[WRITTEN REQUEST] Copy the lines holding the word "name", all of them.

[DATASET CONTENT]

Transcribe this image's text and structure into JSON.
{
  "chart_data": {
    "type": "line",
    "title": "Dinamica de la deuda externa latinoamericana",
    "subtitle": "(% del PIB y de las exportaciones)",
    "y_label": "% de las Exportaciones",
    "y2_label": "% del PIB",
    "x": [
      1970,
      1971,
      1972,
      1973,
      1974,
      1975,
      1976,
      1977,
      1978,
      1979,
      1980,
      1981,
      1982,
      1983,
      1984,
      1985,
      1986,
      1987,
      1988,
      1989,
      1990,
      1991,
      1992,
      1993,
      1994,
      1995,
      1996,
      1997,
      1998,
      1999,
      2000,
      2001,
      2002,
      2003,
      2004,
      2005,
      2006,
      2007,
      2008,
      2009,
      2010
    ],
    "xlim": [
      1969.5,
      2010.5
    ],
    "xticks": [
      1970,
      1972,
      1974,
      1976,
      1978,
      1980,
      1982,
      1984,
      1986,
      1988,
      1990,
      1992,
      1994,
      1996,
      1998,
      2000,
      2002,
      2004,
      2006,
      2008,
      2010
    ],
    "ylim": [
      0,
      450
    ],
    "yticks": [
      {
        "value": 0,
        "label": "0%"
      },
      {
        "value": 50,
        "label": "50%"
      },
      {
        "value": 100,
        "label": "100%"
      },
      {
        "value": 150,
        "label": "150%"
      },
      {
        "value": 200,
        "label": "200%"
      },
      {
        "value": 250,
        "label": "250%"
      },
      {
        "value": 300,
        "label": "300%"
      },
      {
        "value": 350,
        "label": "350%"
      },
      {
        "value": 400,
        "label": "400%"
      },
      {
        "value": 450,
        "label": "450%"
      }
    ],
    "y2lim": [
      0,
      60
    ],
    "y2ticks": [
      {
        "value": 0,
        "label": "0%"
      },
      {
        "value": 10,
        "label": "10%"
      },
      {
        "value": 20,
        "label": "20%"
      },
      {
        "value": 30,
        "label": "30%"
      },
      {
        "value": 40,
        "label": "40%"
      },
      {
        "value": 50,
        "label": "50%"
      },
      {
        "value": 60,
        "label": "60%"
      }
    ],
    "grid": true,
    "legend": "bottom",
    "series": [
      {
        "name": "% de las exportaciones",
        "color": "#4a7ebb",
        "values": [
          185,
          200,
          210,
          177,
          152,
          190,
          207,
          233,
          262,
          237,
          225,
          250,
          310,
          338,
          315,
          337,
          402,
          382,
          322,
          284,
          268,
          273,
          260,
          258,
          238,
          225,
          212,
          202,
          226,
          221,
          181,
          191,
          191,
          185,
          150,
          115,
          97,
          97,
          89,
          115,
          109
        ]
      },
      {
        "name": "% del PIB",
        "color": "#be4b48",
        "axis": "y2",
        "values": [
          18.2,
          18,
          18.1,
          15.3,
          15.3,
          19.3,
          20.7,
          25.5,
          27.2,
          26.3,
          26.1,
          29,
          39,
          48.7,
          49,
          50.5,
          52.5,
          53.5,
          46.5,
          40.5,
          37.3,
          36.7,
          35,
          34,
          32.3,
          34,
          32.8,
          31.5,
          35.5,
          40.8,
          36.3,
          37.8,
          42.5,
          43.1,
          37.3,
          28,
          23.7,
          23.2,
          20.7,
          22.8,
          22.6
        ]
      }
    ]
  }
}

[FINISHED EXERCISE]
        "name": "% de las exportaciones",
        "name": "% del PIB",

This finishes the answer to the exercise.